### Problem to work on
Every line of the data that contains the string "type" must be copied.

### Input data
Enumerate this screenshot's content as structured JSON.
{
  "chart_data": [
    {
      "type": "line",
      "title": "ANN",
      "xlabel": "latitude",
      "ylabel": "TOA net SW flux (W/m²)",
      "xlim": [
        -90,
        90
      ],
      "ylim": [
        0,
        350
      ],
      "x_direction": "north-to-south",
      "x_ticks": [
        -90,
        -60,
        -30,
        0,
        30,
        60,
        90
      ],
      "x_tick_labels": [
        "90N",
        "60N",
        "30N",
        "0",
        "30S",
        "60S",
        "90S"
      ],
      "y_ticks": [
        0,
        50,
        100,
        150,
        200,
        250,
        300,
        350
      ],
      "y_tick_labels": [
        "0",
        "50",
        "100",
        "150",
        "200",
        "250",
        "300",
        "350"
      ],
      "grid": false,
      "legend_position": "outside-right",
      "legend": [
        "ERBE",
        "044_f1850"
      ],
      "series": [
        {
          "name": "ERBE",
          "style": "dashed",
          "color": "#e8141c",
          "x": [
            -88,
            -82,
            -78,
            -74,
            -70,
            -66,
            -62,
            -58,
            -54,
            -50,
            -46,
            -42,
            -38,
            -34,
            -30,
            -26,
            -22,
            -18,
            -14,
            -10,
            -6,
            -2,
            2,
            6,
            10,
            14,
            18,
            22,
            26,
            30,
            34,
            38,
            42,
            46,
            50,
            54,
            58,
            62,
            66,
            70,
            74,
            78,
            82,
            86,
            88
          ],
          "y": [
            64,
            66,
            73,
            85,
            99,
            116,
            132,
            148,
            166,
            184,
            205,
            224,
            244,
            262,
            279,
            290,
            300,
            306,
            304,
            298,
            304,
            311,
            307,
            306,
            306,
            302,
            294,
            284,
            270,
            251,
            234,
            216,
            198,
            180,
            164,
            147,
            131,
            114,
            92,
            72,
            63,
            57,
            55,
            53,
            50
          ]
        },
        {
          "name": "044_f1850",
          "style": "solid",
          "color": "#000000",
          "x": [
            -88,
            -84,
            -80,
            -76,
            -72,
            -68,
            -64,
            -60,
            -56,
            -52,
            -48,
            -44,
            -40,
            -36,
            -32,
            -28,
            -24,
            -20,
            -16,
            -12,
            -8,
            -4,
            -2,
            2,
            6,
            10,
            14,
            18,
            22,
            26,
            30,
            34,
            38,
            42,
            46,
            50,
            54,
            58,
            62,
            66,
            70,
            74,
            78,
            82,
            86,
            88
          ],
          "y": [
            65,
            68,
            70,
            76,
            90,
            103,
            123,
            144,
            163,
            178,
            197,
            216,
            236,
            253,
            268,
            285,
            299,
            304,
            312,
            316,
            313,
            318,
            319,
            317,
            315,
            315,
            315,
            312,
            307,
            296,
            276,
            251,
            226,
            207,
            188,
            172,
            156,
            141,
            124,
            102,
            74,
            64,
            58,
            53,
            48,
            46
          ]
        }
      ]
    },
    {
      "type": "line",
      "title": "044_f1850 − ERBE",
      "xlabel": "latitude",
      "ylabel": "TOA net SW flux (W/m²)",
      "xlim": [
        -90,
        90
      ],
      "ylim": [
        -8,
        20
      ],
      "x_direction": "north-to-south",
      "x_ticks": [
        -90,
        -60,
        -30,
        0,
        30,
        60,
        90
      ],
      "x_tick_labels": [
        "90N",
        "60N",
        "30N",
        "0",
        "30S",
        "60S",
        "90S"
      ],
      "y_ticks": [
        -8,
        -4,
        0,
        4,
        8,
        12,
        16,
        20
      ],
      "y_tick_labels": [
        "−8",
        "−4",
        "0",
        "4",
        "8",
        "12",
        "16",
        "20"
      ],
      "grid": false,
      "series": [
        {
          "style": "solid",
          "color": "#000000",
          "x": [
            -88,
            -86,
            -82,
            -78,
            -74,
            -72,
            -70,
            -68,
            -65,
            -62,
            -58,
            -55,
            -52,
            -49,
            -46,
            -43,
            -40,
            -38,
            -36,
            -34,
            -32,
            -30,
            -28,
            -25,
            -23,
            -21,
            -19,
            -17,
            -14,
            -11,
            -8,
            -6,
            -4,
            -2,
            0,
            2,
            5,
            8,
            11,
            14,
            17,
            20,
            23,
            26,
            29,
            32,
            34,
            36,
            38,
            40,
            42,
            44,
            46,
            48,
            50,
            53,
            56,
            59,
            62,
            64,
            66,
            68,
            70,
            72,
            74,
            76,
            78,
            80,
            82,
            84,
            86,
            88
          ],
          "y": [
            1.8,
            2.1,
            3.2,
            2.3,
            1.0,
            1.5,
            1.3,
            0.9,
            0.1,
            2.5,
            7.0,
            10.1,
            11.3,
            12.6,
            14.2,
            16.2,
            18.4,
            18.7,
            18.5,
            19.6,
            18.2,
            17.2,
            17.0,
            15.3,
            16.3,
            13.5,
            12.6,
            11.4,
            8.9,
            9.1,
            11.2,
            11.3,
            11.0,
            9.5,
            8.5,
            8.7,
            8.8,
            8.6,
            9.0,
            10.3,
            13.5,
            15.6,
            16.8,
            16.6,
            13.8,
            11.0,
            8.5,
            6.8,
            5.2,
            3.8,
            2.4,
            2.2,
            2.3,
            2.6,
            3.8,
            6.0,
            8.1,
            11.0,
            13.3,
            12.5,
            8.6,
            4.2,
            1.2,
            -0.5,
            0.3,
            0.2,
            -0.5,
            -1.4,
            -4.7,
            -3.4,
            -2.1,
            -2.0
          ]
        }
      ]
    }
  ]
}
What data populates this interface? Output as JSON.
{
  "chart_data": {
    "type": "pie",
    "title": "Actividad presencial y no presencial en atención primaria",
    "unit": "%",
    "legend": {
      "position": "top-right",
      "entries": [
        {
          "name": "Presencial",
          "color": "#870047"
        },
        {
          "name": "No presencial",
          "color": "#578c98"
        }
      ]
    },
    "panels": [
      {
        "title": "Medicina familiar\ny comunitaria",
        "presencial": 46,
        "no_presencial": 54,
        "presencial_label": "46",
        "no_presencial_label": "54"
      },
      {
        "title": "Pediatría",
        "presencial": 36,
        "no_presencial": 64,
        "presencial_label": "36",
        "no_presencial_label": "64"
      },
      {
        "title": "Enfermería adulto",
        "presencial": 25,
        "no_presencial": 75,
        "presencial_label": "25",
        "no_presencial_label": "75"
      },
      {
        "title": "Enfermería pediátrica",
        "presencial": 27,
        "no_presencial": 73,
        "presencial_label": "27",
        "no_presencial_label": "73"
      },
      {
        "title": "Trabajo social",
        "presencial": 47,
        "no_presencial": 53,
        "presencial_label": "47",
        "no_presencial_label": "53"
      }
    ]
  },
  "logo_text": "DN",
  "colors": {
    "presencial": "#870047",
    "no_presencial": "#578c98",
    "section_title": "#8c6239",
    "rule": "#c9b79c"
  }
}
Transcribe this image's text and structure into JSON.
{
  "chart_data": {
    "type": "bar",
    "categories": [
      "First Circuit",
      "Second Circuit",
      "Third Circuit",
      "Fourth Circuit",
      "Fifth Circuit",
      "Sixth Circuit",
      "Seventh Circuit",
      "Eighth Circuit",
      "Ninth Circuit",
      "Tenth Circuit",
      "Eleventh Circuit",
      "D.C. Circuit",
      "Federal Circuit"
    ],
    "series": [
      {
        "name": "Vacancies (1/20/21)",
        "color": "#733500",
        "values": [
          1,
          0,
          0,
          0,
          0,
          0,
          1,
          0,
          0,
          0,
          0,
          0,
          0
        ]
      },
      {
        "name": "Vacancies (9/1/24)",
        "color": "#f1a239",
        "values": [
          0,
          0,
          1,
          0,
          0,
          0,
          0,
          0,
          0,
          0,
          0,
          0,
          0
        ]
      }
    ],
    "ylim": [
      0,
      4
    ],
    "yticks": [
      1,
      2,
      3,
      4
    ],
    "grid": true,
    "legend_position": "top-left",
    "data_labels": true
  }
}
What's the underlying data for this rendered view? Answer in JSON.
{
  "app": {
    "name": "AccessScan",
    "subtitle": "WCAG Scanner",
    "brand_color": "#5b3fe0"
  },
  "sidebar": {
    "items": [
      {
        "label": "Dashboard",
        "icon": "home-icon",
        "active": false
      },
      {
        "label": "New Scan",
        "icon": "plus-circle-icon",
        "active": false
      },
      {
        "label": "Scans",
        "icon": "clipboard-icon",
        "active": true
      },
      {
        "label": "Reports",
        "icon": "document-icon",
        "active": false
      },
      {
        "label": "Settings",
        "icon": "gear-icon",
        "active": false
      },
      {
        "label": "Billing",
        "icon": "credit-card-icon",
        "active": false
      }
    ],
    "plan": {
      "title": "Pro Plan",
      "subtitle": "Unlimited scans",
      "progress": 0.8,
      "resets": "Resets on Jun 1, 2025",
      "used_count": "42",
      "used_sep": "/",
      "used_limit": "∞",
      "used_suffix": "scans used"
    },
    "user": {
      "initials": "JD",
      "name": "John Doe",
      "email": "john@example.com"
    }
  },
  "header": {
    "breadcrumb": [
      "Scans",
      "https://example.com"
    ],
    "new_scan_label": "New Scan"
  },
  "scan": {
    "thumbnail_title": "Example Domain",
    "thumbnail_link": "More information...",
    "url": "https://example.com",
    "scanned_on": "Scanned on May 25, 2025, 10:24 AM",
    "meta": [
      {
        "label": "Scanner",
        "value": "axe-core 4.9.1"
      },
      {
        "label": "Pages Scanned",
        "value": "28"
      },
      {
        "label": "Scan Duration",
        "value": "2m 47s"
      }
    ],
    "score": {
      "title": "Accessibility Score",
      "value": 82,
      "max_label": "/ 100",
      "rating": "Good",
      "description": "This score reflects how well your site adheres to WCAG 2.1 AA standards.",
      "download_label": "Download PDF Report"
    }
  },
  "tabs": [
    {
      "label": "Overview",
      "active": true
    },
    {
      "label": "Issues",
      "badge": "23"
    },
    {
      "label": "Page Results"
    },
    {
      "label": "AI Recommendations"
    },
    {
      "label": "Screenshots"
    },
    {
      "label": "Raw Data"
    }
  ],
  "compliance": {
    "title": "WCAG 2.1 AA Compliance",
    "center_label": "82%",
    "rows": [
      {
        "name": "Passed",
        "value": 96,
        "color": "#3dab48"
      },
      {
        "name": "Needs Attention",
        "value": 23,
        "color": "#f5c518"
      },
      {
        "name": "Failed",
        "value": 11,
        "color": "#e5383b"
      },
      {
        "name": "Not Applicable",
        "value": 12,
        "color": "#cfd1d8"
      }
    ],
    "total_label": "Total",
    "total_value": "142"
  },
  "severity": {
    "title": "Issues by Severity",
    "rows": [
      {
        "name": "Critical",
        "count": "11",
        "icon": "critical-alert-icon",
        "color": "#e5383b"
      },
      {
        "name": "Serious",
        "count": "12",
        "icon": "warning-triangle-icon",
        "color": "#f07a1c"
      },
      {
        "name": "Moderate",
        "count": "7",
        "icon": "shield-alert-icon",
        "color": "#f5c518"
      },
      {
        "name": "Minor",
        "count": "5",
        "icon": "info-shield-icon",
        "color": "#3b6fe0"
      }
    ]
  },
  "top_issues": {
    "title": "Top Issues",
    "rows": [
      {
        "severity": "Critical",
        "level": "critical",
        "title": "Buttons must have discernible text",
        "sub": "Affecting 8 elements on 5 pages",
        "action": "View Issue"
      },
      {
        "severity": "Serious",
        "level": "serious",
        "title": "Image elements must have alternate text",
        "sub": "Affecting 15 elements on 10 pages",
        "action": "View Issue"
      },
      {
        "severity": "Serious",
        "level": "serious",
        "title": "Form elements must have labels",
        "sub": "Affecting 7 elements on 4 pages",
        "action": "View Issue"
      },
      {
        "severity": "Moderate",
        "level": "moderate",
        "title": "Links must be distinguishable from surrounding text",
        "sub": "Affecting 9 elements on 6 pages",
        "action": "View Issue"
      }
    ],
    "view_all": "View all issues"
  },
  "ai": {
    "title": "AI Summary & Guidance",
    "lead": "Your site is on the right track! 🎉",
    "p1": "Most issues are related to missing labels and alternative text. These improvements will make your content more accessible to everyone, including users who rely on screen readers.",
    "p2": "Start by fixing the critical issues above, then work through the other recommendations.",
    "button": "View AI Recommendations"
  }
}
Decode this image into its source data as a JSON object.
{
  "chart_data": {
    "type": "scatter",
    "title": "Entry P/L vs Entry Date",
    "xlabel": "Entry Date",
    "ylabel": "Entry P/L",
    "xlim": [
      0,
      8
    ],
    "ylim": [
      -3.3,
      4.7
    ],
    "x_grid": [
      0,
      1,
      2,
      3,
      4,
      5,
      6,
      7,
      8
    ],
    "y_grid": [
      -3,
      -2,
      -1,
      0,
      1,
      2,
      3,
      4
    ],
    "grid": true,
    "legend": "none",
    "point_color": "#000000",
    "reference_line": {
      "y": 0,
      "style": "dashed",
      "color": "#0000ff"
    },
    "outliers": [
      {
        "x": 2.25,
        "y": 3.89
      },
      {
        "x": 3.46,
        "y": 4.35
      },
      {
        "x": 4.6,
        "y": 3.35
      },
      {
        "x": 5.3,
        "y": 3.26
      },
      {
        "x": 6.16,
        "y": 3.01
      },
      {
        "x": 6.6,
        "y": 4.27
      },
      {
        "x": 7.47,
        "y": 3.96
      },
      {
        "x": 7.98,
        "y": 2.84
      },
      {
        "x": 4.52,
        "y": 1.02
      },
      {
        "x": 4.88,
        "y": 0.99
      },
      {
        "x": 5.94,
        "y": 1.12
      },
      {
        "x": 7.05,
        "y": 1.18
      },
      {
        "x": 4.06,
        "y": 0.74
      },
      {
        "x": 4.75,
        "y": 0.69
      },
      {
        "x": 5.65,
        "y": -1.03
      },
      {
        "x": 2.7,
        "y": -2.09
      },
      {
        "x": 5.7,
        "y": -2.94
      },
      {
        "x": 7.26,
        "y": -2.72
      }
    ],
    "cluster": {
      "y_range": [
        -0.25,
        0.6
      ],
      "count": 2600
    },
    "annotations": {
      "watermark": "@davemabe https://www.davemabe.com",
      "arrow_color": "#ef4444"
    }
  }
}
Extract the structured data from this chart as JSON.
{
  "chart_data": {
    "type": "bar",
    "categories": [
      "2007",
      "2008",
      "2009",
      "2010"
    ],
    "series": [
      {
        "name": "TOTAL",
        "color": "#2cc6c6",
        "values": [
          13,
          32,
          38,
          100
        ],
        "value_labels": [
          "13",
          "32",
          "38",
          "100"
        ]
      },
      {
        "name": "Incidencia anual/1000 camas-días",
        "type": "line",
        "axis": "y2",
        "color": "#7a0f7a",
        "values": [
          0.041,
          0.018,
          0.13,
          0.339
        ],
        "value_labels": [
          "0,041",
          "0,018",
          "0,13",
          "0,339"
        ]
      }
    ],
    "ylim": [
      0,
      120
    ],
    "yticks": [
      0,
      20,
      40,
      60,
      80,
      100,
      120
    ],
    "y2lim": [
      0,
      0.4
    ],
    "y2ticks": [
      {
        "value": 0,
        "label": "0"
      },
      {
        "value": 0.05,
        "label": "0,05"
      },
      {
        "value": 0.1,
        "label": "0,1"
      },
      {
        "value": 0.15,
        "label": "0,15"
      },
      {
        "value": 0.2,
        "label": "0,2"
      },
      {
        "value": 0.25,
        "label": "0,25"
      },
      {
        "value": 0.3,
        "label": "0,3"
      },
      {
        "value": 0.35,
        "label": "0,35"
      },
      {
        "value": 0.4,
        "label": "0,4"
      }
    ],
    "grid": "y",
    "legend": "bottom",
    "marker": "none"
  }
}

### Written reply
      "type": "line",
      "type": "line",
    "type": "pie",
    "type": "bar",
    "type": "scatter",
    "type": "bar",
        "type": "line",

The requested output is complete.